Goal of the exercise:
Copy out the listing that follows, exact in every word, and skip the images.

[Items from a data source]
————
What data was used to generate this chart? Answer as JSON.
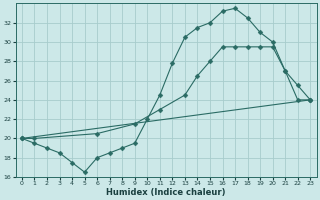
{
  "background_color": "#cce8e8",
  "grid_color": "#a8cccc",
  "line_color": "#2a6b64",
  "xlabel": "Humidex (Indice chaleur)",
  "ylim": [
    16,
    34
  ],
  "xlim": [
    -0.5,
    23.5
  ],
  "yticks": [
    16,
    18,
    20,
    22,
    24,
    26,
    28,
    30,
    32
  ],
  "xticks": [
    0,
    1,
    2,
    3,
    4,
    5,
    6,
    7,
    8,
    9,
    10,
    11,
    12,
    13,
    14,
    15,
    16,
    17,
    18,
    19,
    20,
    21,
    22,
    23
  ],
  "series1_x": [
    0,
    1,
    2,
    3,
    4,
    5,
    6,
    7,
    8,
    9,
    10,
    11,
    12,
    13,
    14,
    15,
    16,
    17,
    18,
    19,
    20,
    21,
    22,
    23
  ],
  "series1_y": [
    20.0,
    19.5,
    19.0,
    18.5,
    17.5,
    16.5,
    18.0,
    18.5,
    19.0,
    19.5,
    22.0,
    24.5,
    27.8,
    30.5,
    31.5,
    32.0,
    33.2,
    33.5,
    32.5,
    31.0,
    30.0,
    27.0,
    24.0,
    24.0
  ],
  "series2_x": [
    0,
    1,
    6,
    9,
    11,
    13,
    14,
    15,
    16,
    17,
    18,
    19,
    20,
    21,
    22,
    23
  ],
  "series2_y": [
    20.0,
    20.0,
    20.5,
    21.5,
    23.0,
    24.5,
    26.5,
    28.0,
    29.5,
    29.5,
    29.5,
    29.5,
    29.5,
    27.0,
    25.5,
    24.0
  ],
  "series3_x": [
    0,
    23
  ],
  "series3_y": [
    20.0,
    24.0
  ]
}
————
Solution to this exercise:
What data was used to generate this chart? Answer as JSON.
{
  "background_color": "#cce8e8",
  "grid_color": "#a8cccc",
  "line_color": "#2a6b64",
  "xlabel": "Humidex (Indice chaleur)",
  "ylim": [
    16,
    34
  ],
  "xlim": [
    -0.5,
    23.5
  ],
  "yticks": [
    16,
    18,
    20,
    22,
    24,
    26,
    28,
    30,
    32
  ],
  "xticks": [
    0,
    1,
    2,
    3,
    4,
    5,
    6,
    7,
    8,
    9,
    10,
    11,
    12,
    13,
    14,
    15,
    16,
    17,
    18,
    19,
    20,
    21,
    22,
    23
  ],
  "series1_x": [
    0,
    1,
    2,
    3,
    4,
    5,
    6,
    7,
    8,
    9,
    10,
    11,
    12,
    13,
    14,
    15,
    16,
    17,
    18,
    19,
    20,
    21,
    22,
    23
  ],
  "series1_y": [
    20.0,
    19.5,
    19.0,
    18.5,
    17.5,
    16.5,
    18.0,
    18.5,
    19.0,
    19.5,
    22.0,
    24.5,
    27.8,
    30.5,
    31.5,
    32.0,
    33.2,
    33.5,
    32.5,
    31.0,
    30.0,
    27.0,
    24.0,
    24.0
  ],
  "series2_x": [
    0,
    1,
    6,
    9,
    11,
    13,
    14,
    15,
    16,
    17,
    18,
    19,
    20,
    21,
    22,
    23
  ],
  "series2_y": [
    20.0,
    20.0,
    20.5,
    21.5,
    23.0,
    24.5,
    26.5,
    28.0,
    29.5,
    29.5,
    29.5,
    29.5,
    29.5,
    27.0,
    25.5,
    24.0
  ],
  "series3_x": [
    0,
    23
  ],
  "series3_y": [
    20.0,
    24.0
  ]
}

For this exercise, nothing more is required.